# start of Data supplied

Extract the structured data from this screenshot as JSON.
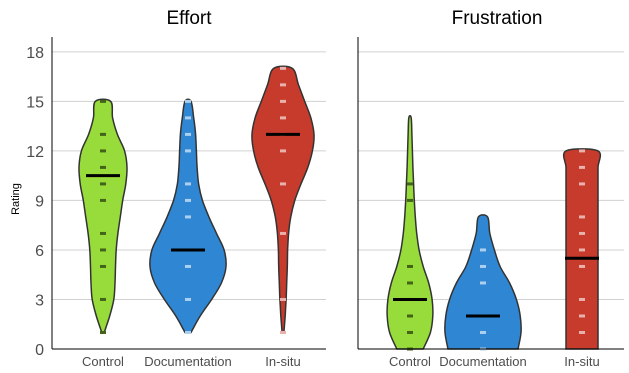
{
  "chart_data": {
    "type": "violin",
    "ylabel": "Rating",
    "ylim": [
      0,
      18.9
    ],
    "yticks": [
      0,
      3,
      6,
      9,
      12,
      15,
      18
    ],
    "grid": true,
    "categories": [
      "Control",
      "Documentation",
      "In-situ"
    ],
    "colors": {
      "Control": "#97dc3a",
      "Documentation": "#2f86d2",
      "In-situ": "#c63b2c"
    },
    "panels": [
      {
        "title": "Effort",
        "violins": [
          {
            "category": "Control",
            "min": 1,
            "max": 15,
            "median": 10.5,
            "points": [
              15,
              13,
              12,
              11,
              10,
              9,
              7,
              6,
              5,
              3,
              1
            ],
            "shape": [
              [
                1,
                0.05
              ],
              [
                2,
                0.28
              ],
              [
                3,
                0.45
              ],
              [
                4,
                0.5
              ],
              [
                5,
                0.52
              ],
              [
                6,
                0.55
              ],
              [
                7,
                0.62
              ],
              [
                8,
                0.72
              ],
              [
                9,
                0.82
              ],
              [
                10,
                0.95
              ],
              [
                11,
                1.0
              ],
              [
                12,
                0.9
              ],
              [
                13,
                0.6
              ],
              [
                14,
                0.4
              ],
              [
                15,
                0.32
              ]
            ]
          },
          {
            "category": "Documentation",
            "min": 1,
            "max": 15,
            "median": 6,
            "points": [
              15,
              14,
              13,
              12,
              10,
              9,
              8,
              5,
              3,
              1
            ],
            "shape": [
              [
                1,
                0.08
              ],
              [
                2,
                0.32
              ],
              [
                3,
                0.62
              ],
              [
                4,
                0.88
              ],
              [
                5,
                1.0
              ],
              [
                6,
                0.95
              ],
              [
                7,
                0.75
              ],
              [
                8,
                0.55
              ],
              [
                9,
                0.38
              ],
              [
                10,
                0.28
              ],
              [
                11,
                0.24
              ],
              [
                12,
                0.22
              ],
              [
                13,
                0.2
              ],
              [
                14,
                0.15
              ],
              [
                15,
                0.08
              ]
            ]
          },
          {
            "category": "In-situ",
            "min": 1,
            "max": 17,
            "median": 13,
            "points": [
              17,
              16,
              15,
              14,
              13,
              12,
              10,
              7,
              3,
              1
            ],
            "shape": [
              [
                1,
                0.03
              ],
              [
                2,
                0.07
              ],
              [
                3,
                0.1
              ],
              [
                4,
                0.12
              ],
              [
                5,
                0.14
              ],
              [
                6,
                0.15
              ],
              [
                7,
                0.18
              ],
              [
                8,
                0.25
              ],
              [
                9,
                0.38
              ],
              [
                10,
                0.58
              ],
              [
                11,
                0.8
              ],
              [
                12,
                0.95
              ],
              [
                13,
                1.0
              ],
              [
                14,
                0.9
              ],
              [
                15,
                0.7
              ],
              [
                16,
                0.5
              ],
              [
                17,
                0.3
              ]
            ]
          }
        ]
      },
      {
        "title": "Frustration",
        "violins": [
          {
            "category": "Control",
            "min": 0,
            "max": 14,
            "median": 3,
            "points": [
              10,
              9,
              5,
              4,
              3,
              2,
              1,
              0
            ],
            "shape": [
              [
                0,
                0.55
              ],
              [
                1,
                0.85
              ],
              [
                2,
                0.95
              ],
              [
                3,
                0.92
              ],
              [
                4,
                0.78
              ],
              [
                5,
                0.55
              ],
              [
                6,
                0.38
              ],
              [
                7,
                0.28
              ],
              [
                8,
                0.22
              ],
              [
                9,
                0.18
              ],
              [
                10,
                0.15
              ],
              [
                11,
                0.12
              ],
              [
                12,
                0.1
              ],
              [
                13,
                0.08
              ],
              [
                14,
                0.05
              ]
            ]
          },
          {
            "category": "Documentation",
            "min": 0,
            "max": 8,
            "median": 2,
            "points": [
              6,
              5,
              4,
              2,
              1,
              0
            ],
            "shape": [
              [
                0,
                0.92
              ],
              [
                1,
                1.0
              ],
              [
                2,
                0.98
              ],
              [
                3,
                0.88
              ],
              [
                4,
                0.7
              ],
              [
                5,
                0.45
              ],
              [
                6,
                0.3
              ],
              [
                7,
                0.18
              ],
              [
                8,
                0.12
              ]
            ]
          },
          {
            "category": "In-situ",
            "min": 0,
            "max": 12,
            "median": 5.5,
            "points": [
              12,
              11,
              10,
              8,
              7,
              6,
              5,
              3,
              2,
              1
            ],
            "shape": [
              [
                0,
                1.0
              ],
              [
                1,
                1.0
              ],
              [
                2,
                1.0
              ],
              [
                3,
                1.0
              ],
              [
                4,
                1.0
              ],
              [
                5,
                1.0
              ],
              [
                6,
                1.0
              ],
              [
                7,
                1.0
              ],
              [
                8,
                1.0
              ],
              [
                9,
                1.0
              ],
              [
                10,
                1.0
              ],
              [
                11,
                1.0
              ],
              [
                12,
                1.0
              ]
            ]
          }
        ]
      }
    ]
  }
}
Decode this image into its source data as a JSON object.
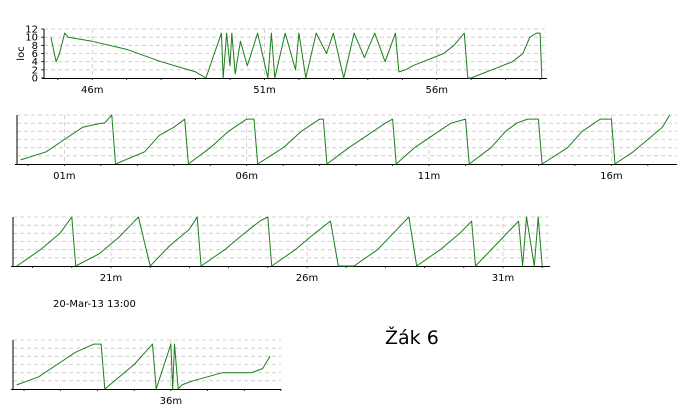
{
  "title": "Žák 6",
  "date_label": "20-Mar-13 13:00",
  "colors": {
    "series": "#1b7f1b",
    "grid": "#c8c8c8",
    "axis": "#000000"
  },
  "chart_data": [
    {
      "type": "line",
      "ylabel": "loc",
      "ylim": [
        0,
        12
      ],
      "yticks": [
        0,
        2,
        4,
        6,
        8,
        10,
        12
      ],
      "grid": true,
      "xlim": [
        44.6,
        59.2
      ],
      "xticks": [
        {
          "v": 46,
          "label": "46m"
        },
        {
          "v": 51,
          "label": "51m"
        },
        {
          "v": 56,
          "label": "56m"
        }
      ],
      "series": [
        {
          "x": [
            44.8,
            44.95,
            45.05,
            45.2,
            45.3,
            46.0,
            47.0,
            48.0,
            49.0,
            49.3,
            49.75,
            49.8,
            49.9,
            50.0,
            50.05,
            50.15,
            50.3,
            50.5,
            50.8,
            51.1,
            51.2,
            51.3,
            51.6,
            51.9,
            52.0,
            52.2,
            52.5,
            52.8,
            53.0,
            53.3,
            53.6,
            53.9,
            54.2,
            54.5,
            54.8,
            54.9,
            55.1,
            55.3,
            55.6,
            55.9,
            56.2,
            56.5,
            56.8,
            56.9,
            57.0,
            57.3,
            57.6,
            57.9,
            58.2,
            58.5,
            58.7,
            58.9,
            59.0,
            59.05
          ],
          "y": [
            10,
            4,
            6,
            11,
            10,
            9,
            7,
            4,
            1.5,
            0,
            11,
            0,
            11,
            3,
            11,
            1,
            9,
            3,
            11,
            0,
            11,
            0,
            11,
            2,
            11,
            0,
            11,
            6,
            11,
            0,
            11,
            5,
            11,
            4,
            11,
            1.5,
            2,
            3,
            4,
            5,
            6,
            8,
            11,
            0,
            0,
            1,
            2,
            3,
            4,
            6,
            10,
            11,
            11,
            0
          ]
        }
      ]
    },
    {
      "type": "line",
      "ylim": [
        0,
        12
      ],
      "grid": true,
      "xlim": [
        59.7,
        77.8
      ],
      "xticks": [
        {
          "v": 61,
          "label": "01m"
        },
        {
          "v": 66,
          "label": "06m"
        },
        {
          "v": 71,
          "label": "11m"
        },
        {
          "v": 76,
          "label": "16m"
        }
      ],
      "series": [
        {
          "x": [
            59.8,
            60.5,
            61.0,
            61.5,
            62.0,
            62.1,
            62.3,
            62.4,
            63.2,
            63.6,
            64.0,
            64.3,
            64.4,
            65.0,
            65.5,
            66.0,
            66.2,
            66.3,
            67.0,
            67.5,
            68.0,
            68.1,
            68.2,
            68.8,
            69.3,
            69.8,
            70.0,
            70.1,
            70.6,
            71.1,
            71.6,
            72.0,
            72.1,
            72.7,
            73.1,
            73.4,
            73.7,
            74.0,
            74.1,
            74.8,
            75.2,
            75.7,
            76.0,
            76.1,
            76.6,
            77.0,
            77.4,
            77.6
          ],
          "y": [
            1,
            3,
            6,
            9,
            10,
            10,
            12,
            0,
            3,
            7,
            9,
            11,
            0,
            4,
            8,
            11,
            11,
            0,
            4,
            8,
            11,
            11,
            0,
            4,
            7,
            10,
            11,
            0,
            4,
            7,
            10,
            11,
            0,
            4,
            8,
            10,
            11,
            11,
            0,
            4,
            8,
            11,
            11,
            0,
            3,
            6,
            9,
            12
          ]
        }
      ]
    },
    {
      "type": "line",
      "ylim": [
        0,
        12
      ],
      "grid": true,
      "xlim": [
        78.5,
        92.2
      ],
      "xticks": [
        {
          "v": 81,
          "label": "21m"
        },
        {
          "v": 86,
          "label": "26m"
        },
        {
          "v": 91,
          "label": "31m"
        }
      ],
      "series": [
        {
          "x": [
            78.6,
            79.2,
            79.7,
            80.0,
            80.1,
            80.7,
            81.2,
            81.5,
            81.7,
            82.0,
            82.5,
            83.0,
            83.2,
            83.3,
            83.9,
            84.4,
            84.8,
            85.0,
            85.1,
            85.7,
            86.2,
            86.6,
            86.8,
            87.2,
            87.8,
            88.2,
            88.6,
            88.8,
            89.4,
            89.9,
            90.2,
            90.3,
            91.4,
            91.5,
            91.6,
            91.8,
            91.9,
            92.0
          ],
          "y": [
            0,
            4,
            8,
            12,
            0,
            3,
            7,
            10,
            12,
            0,
            5,
            9,
            12,
            0,
            4,
            8,
            11,
            12,
            0,
            4,
            8,
            11,
            0,
            0,
            4,
            8,
            12,
            0,
            4,
            8,
            11,
            0,
            11,
            0,
            12,
            0,
            12,
            0
          ]
        }
      ]
    },
    {
      "type": "line",
      "ylim": [
        0,
        12
      ],
      "grid": true,
      "xlim": [
        33.7,
        41.0
      ],
      "xticks": [
        {
          "v": 38,
          "label": "36m"
        }
      ],
      "series": [
        {
          "x": [
            33.8,
            34.4,
            34.9,
            35.4,
            35.9,
            36.1,
            36.2,
            36.6,
            37.0,
            37.3,
            37.5,
            37.6,
            38.0,
            38.05,
            38.1,
            38.2,
            38.3,
            38.6,
            39.0,
            39.4,
            39.8,
            40.2,
            40.5,
            40.7
          ],
          "y": [
            1,
            3,
            6,
            9,
            11,
            11,
            0,
            3,
            6,
            9,
            11,
            0,
            11,
            0,
            11,
            0,
            1,
            2,
            3,
            4,
            4,
            4,
            5,
            8
          ]
        }
      ]
    }
  ]
}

# end of Data supplied

### Your goal
Show every line of the records above that contains the word "Documentation".

### Complete response
      "Documentation",
      "Documentation": "#2f86d2",
            "category": "Documentation",
            "category": "Documentation",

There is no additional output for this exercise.